Copy out each line that mentions the word "BJÖRKFJÄRDEN".

#### Working data ####

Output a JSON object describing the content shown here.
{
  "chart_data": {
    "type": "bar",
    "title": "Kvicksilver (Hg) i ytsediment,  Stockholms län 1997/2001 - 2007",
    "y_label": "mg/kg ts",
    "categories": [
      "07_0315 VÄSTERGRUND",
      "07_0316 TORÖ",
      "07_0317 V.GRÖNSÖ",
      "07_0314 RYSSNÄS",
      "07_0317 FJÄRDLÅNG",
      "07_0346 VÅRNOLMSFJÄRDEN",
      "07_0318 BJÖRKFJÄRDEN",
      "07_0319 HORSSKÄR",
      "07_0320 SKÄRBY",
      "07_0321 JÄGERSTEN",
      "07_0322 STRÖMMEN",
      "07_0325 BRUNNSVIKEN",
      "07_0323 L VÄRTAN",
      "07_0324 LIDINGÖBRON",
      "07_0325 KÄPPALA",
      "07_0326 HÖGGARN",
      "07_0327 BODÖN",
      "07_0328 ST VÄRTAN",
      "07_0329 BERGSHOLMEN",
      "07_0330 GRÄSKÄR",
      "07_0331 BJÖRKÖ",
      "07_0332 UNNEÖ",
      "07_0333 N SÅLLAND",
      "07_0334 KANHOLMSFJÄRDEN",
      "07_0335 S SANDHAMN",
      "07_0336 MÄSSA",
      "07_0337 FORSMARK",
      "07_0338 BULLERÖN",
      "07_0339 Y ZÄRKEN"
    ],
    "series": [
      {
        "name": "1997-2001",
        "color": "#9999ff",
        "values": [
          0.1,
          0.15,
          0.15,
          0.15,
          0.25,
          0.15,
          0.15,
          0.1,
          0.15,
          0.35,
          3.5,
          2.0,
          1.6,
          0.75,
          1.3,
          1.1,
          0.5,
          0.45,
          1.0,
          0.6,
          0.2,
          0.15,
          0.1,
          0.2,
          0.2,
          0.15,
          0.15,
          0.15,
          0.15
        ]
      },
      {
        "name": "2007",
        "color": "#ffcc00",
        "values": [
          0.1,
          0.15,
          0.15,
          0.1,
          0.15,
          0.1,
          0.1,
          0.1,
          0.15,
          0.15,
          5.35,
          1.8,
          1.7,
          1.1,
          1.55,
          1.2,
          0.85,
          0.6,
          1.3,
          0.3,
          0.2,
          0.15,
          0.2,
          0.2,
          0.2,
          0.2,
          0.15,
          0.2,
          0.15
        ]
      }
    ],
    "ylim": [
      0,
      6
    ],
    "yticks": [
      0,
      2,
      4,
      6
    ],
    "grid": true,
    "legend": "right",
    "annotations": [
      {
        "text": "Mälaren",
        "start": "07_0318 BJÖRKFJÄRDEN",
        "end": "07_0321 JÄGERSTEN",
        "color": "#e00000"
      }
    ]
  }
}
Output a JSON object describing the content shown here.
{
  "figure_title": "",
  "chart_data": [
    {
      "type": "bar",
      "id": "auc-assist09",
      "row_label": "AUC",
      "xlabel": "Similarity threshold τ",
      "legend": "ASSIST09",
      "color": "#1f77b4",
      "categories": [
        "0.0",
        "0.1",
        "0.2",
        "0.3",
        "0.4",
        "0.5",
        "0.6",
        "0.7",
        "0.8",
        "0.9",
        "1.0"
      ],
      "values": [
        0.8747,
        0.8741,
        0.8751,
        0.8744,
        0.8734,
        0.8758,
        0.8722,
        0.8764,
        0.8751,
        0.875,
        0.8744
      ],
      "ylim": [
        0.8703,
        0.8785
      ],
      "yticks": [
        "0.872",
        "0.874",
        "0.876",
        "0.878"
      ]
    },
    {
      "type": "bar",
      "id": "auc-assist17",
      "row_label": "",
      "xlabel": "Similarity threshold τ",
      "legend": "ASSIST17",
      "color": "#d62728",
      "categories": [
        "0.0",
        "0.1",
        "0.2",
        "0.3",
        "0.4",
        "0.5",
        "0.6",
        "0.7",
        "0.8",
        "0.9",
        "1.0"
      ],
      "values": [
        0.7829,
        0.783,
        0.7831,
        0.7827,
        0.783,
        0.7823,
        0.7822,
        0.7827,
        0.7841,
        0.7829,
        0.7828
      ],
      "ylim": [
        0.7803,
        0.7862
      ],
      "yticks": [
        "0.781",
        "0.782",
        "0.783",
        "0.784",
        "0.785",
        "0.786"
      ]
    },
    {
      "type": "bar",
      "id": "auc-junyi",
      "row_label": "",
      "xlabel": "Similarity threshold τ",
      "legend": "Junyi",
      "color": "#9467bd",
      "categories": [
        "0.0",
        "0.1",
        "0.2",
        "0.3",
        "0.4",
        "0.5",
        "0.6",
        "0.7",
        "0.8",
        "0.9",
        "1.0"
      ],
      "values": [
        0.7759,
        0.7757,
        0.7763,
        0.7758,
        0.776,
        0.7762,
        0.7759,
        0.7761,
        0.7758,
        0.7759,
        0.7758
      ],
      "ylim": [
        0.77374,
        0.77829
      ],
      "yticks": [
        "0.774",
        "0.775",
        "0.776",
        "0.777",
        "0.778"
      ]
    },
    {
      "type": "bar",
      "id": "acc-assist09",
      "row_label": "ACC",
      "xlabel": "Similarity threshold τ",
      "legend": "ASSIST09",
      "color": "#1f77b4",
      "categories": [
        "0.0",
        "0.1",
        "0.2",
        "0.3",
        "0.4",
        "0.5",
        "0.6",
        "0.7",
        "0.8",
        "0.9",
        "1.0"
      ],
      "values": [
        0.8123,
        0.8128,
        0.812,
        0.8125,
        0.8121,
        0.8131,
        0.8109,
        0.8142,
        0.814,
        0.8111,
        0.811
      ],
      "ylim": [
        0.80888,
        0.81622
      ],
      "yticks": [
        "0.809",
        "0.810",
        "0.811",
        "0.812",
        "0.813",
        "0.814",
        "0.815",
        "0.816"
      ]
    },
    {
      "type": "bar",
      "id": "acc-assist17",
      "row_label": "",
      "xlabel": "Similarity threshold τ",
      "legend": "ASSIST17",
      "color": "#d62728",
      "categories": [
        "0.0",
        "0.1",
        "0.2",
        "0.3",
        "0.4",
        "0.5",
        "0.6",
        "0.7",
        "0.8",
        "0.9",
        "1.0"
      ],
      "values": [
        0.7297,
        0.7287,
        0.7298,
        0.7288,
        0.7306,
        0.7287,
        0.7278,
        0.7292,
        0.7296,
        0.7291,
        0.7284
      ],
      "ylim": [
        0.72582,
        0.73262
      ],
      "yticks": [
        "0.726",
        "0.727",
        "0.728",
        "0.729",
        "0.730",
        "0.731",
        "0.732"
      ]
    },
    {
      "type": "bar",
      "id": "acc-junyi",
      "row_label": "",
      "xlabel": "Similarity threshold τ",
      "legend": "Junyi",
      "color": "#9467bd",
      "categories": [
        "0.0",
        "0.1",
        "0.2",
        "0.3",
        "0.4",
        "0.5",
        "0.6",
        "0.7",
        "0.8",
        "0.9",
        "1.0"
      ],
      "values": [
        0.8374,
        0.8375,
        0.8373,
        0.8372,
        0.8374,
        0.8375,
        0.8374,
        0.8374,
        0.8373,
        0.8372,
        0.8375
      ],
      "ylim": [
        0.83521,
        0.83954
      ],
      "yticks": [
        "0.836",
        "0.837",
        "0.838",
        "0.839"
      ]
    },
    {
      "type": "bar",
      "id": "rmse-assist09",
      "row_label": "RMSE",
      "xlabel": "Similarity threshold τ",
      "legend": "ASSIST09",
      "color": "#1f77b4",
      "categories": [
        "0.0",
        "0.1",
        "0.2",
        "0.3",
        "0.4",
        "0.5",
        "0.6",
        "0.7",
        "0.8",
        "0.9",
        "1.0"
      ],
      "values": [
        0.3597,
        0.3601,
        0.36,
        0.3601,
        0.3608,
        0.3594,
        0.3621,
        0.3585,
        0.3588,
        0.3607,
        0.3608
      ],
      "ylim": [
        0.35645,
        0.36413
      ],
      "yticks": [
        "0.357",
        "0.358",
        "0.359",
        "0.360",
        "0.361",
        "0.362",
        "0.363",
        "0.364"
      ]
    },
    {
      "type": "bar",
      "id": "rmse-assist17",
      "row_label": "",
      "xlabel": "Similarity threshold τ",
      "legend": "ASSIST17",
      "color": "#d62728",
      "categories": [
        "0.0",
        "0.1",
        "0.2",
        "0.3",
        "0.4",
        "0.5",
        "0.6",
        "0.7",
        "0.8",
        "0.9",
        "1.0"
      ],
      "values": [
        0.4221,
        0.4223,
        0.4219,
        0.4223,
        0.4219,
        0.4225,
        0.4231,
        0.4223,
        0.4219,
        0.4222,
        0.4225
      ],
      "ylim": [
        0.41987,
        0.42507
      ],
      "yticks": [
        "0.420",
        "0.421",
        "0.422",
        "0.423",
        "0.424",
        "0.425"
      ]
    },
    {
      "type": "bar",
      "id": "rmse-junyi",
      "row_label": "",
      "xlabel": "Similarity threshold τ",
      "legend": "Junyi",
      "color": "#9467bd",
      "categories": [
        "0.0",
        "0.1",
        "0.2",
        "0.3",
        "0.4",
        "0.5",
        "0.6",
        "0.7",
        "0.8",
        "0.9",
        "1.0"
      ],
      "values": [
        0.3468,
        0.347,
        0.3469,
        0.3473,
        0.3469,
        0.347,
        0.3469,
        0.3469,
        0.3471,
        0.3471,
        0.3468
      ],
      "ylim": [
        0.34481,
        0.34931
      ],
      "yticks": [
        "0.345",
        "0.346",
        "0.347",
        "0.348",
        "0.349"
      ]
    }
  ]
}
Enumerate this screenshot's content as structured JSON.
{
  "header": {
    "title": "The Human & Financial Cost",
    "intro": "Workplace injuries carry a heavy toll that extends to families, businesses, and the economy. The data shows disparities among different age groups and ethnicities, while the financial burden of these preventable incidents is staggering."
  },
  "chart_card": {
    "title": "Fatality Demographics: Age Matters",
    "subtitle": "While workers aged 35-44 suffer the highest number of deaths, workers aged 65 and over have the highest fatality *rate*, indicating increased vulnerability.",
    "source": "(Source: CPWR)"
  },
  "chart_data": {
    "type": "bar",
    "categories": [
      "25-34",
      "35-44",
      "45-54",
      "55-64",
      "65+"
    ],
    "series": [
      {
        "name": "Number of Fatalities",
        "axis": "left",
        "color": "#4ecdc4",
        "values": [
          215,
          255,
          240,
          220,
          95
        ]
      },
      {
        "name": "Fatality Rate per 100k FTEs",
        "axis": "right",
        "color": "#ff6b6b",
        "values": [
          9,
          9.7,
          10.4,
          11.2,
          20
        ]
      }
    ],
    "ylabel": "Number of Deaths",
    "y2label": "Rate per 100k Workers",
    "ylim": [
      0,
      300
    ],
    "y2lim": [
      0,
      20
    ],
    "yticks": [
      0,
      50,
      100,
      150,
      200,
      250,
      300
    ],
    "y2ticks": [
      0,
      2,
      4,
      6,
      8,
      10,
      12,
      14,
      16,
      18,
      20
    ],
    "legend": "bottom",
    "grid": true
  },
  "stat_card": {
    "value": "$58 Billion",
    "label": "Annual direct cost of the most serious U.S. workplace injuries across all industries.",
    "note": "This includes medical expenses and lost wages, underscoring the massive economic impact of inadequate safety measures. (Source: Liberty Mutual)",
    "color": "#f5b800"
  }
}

####

Complete answer »
      "07_0318 BJÖRKFJÄRDEN",
        "start": "07_0318 BJÖRKFJÄRDEN",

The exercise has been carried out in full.